Your instructions: Please pull out every line that includes the string "JSON".

Records:
▼

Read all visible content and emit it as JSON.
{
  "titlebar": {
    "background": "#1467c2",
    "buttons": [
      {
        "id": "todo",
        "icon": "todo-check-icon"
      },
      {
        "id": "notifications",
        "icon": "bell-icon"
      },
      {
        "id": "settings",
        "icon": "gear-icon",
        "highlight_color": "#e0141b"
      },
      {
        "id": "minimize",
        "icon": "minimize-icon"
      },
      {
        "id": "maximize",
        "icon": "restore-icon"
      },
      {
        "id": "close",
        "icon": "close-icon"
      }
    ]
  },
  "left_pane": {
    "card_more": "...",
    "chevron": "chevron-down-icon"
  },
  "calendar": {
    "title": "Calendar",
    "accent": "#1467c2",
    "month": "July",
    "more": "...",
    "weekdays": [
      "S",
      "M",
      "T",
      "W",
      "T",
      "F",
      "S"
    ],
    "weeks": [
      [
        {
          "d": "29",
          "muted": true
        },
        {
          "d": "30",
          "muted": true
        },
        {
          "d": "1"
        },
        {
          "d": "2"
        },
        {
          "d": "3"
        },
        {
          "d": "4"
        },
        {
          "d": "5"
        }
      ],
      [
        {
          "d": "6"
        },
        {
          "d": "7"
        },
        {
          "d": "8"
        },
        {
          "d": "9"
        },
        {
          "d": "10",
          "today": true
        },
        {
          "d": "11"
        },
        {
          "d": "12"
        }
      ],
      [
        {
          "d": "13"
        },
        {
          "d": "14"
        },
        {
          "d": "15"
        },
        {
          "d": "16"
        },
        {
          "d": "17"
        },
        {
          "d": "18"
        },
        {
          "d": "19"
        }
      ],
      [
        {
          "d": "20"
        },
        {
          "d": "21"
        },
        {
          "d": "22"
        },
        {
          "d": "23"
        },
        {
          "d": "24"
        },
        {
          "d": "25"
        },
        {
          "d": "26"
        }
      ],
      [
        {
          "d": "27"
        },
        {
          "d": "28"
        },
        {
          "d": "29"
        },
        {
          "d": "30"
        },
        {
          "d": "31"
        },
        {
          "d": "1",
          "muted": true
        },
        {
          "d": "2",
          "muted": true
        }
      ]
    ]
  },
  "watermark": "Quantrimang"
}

▲
▼

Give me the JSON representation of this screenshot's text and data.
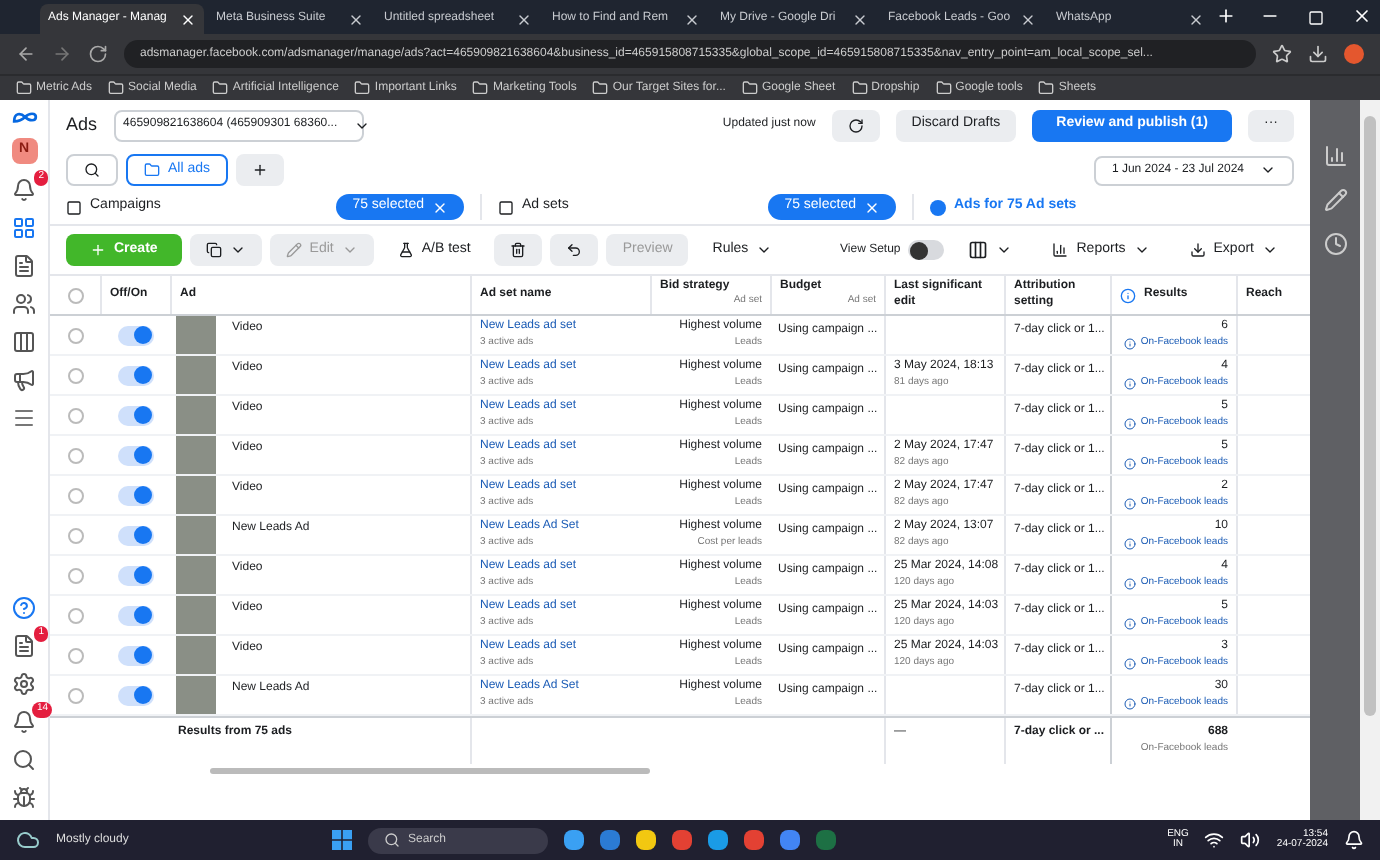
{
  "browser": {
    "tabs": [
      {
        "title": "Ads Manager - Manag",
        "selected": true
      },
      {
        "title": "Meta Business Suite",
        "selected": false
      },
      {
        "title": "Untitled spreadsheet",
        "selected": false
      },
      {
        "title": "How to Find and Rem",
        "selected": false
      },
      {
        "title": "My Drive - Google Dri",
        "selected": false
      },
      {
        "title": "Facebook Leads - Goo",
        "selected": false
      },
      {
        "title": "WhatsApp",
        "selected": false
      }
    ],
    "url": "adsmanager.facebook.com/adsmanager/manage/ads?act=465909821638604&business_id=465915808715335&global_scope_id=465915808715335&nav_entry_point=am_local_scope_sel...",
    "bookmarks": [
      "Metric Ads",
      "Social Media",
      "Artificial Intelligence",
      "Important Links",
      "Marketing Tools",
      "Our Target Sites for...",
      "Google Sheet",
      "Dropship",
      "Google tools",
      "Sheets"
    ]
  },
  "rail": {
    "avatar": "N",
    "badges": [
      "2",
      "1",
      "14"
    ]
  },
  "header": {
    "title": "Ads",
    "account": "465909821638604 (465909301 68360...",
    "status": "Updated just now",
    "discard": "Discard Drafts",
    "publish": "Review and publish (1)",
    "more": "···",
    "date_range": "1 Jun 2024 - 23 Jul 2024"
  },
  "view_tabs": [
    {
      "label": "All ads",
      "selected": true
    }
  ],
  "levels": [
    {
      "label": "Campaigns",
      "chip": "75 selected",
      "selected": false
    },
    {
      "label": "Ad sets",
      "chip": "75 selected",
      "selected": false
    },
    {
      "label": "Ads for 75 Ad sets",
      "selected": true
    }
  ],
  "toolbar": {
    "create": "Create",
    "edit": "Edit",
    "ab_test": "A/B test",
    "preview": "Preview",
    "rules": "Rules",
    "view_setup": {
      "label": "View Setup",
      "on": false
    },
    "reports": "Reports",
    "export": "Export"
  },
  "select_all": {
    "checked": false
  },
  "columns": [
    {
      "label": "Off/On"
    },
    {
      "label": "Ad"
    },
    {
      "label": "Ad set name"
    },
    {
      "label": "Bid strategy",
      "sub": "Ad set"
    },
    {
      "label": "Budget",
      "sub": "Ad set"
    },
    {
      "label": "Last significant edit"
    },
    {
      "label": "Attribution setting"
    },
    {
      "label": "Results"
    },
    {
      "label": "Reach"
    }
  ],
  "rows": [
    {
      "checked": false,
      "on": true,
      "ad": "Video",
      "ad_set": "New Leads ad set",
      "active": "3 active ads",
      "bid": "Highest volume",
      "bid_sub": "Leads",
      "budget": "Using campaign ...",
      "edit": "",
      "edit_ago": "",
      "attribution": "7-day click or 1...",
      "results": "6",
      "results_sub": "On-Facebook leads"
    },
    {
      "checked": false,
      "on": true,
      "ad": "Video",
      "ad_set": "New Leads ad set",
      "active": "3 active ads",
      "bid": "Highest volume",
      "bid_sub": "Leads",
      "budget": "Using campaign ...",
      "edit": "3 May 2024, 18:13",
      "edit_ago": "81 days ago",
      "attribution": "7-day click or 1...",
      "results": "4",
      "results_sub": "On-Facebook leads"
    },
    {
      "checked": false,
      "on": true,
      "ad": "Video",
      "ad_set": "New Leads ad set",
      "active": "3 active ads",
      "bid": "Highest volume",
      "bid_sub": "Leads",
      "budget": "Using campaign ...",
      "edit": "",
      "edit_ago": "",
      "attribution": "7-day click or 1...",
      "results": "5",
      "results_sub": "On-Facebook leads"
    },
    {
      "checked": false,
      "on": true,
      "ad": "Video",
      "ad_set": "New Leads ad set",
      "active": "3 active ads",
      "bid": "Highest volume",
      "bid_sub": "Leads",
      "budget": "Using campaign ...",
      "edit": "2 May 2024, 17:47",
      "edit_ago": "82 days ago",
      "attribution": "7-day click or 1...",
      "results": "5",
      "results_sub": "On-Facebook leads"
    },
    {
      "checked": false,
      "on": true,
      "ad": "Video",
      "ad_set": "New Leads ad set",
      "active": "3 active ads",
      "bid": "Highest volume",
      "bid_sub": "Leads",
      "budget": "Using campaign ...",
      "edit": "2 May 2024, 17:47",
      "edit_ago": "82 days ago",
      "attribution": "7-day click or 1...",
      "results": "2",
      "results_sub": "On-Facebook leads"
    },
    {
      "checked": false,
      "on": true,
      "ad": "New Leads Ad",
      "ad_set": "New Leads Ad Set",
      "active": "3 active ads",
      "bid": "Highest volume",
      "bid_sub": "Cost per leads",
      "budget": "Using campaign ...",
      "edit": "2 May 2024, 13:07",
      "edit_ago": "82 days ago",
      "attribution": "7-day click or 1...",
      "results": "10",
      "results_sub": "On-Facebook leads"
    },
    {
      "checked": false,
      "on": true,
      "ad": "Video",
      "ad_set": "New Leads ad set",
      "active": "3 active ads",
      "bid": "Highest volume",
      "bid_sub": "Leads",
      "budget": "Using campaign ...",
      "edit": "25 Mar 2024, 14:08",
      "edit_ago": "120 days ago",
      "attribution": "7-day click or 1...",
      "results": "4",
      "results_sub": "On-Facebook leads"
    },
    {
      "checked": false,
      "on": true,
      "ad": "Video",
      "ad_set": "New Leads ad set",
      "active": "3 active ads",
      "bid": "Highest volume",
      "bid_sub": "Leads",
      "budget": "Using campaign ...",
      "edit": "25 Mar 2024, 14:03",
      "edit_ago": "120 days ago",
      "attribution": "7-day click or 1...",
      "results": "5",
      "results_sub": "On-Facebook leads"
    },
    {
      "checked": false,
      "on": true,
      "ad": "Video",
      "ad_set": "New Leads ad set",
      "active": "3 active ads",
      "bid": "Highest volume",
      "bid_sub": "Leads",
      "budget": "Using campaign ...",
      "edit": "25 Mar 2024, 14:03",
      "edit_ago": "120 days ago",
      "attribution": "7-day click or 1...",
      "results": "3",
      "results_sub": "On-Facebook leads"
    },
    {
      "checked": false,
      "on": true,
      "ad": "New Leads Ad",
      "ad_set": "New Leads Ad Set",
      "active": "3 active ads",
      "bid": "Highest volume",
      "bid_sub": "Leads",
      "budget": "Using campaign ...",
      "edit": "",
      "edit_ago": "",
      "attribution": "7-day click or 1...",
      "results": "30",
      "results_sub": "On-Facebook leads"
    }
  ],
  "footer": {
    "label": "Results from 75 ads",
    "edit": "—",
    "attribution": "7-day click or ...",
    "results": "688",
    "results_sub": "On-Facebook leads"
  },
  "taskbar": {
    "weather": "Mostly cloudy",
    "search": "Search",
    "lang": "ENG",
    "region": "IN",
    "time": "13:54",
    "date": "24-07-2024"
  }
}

▲

The response:
Read all visible content and emit it as JSON.
Give me the JSON representation of this screenshot's text and data.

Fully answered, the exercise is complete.